Start SUPPLIED INFORMATION

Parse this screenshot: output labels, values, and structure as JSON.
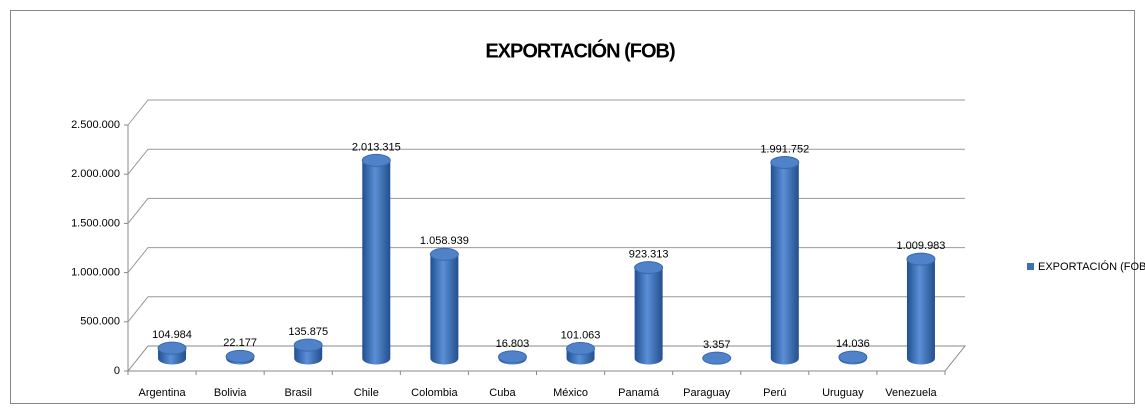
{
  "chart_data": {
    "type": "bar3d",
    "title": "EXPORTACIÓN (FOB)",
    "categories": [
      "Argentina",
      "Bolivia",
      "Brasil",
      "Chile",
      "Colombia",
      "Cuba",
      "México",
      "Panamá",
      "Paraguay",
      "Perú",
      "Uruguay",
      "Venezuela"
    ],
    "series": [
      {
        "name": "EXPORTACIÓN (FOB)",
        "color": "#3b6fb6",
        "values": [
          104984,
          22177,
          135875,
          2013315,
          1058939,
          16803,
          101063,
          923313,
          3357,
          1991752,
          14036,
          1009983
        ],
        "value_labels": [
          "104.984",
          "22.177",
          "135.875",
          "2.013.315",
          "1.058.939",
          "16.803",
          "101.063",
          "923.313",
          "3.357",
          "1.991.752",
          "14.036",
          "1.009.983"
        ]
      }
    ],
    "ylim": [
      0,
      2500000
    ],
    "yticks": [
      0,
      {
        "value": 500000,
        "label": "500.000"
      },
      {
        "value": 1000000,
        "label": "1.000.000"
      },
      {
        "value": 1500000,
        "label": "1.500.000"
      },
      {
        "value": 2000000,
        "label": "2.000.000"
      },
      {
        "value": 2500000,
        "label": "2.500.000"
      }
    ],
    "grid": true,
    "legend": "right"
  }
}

End SUPPLIED INFORMATION

_PROBLEM_: Transcribe the records verbatim and omit the images.

_WORKED ANSWER_:
Parse this screenshot: output labels, values, and structure as JSON.
{
  "chart_data": {
    "type": "bar3d",
    "title": "EXPORTACIÓN (FOB)",
    "categories": [
      "Argentina",
      "Bolivia",
      "Brasil",
      "Chile",
      "Colombia",
      "Cuba",
      "México",
      "Panamá",
      "Paraguay",
      "Perú",
      "Uruguay",
      "Venezuela"
    ],
    "series": [
      {
        "name": "EXPORTACIÓN (FOB)",
        "color": "#3b6fb6",
        "values": [
          104984,
          22177,
          135875,
          2013315,
          1058939,
          16803,
          101063,
          923313,
          3357,
          1991752,
          14036,
          1009983
        ],
        "value_labels": [
          "104.984",
          "22.177",
          "135.875",
          "2.013.315",
          "1.058.939",
          "16.803",
          "101.063",
          "923.313",
          "3.357",
          "1.991.752",
          "14.036",
          "1.009.983"
        ]
      }
    ],
    "ylim": [
      0,
      2500000
    ],
    "yticks": [
      0,
      {
        "value": 500000,
        "label": "500.000"
      },
      {
        "value": 1000000,
        "label": "1.000.000"
      },
      {
        "value": 1500000,
        "label": "1.500.000"
      },
      {
        "value": 2000000,
        "label": "2.000.000"
      },
      {
        "value": 2500000,
        "label": "2.500.000"
      }
    ],
    "grid": true,
    "legend": "right"
  }
}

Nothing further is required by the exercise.